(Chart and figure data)
- - -
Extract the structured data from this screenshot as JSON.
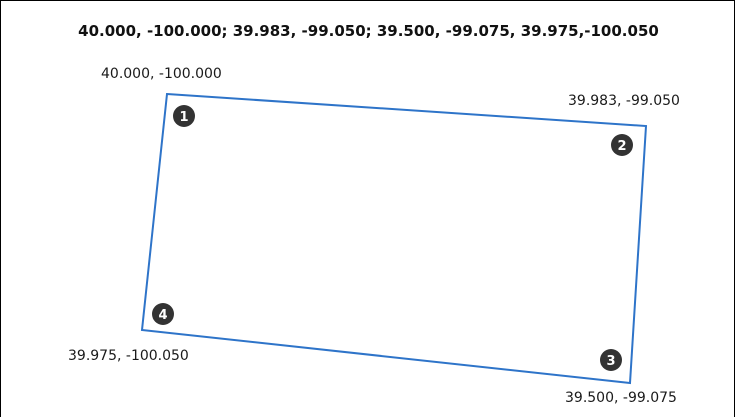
{
  "title": "40.000, -100.000; 39.983, -99.050; 39.500, -99.075, 39.975,-100.050",
  "polygon": {
    "stroke_color": "#2e74c9",
    "marker_color": "#333333"
  },
  "vertices": [
    {
      "number": "1",
      "label": "40.000, -100.000"
    },
    {
      "number": "2",
      "label": "39.983, -99.050"
    },
    {
      "number": "3",
      "label": "39.500, -99.075"
    },
    {
      "number": "4",
      "label": "39.975, -100.050"
    }
  ]
}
- - -
JOB: Images do not belong in the copy; reproduce all other parts of the records above verbatim.

TASK ANSWER:
Extract the structured data from this screenshot as JSON.
{
  "title": "40.000, -100.000; 39.983, -99.050; 39.500, -99.075, 39.975,-100.050",
  "polygon": {
    "stroke_color": "#2e74c9",
    "marker_color": "#333333"
  },
  "vertices": [
    {
      "number": "1",
      "label": "40.000, -100.000"
    },
    {
      "number": "2",
      "label": "39.983, -99.050"
    },
    {
      "number": "3",
      "label": "39.500, -99.075"
    },
    {
      "number": "4",
      "label": "39.975, -100.050"
    }
  ]
}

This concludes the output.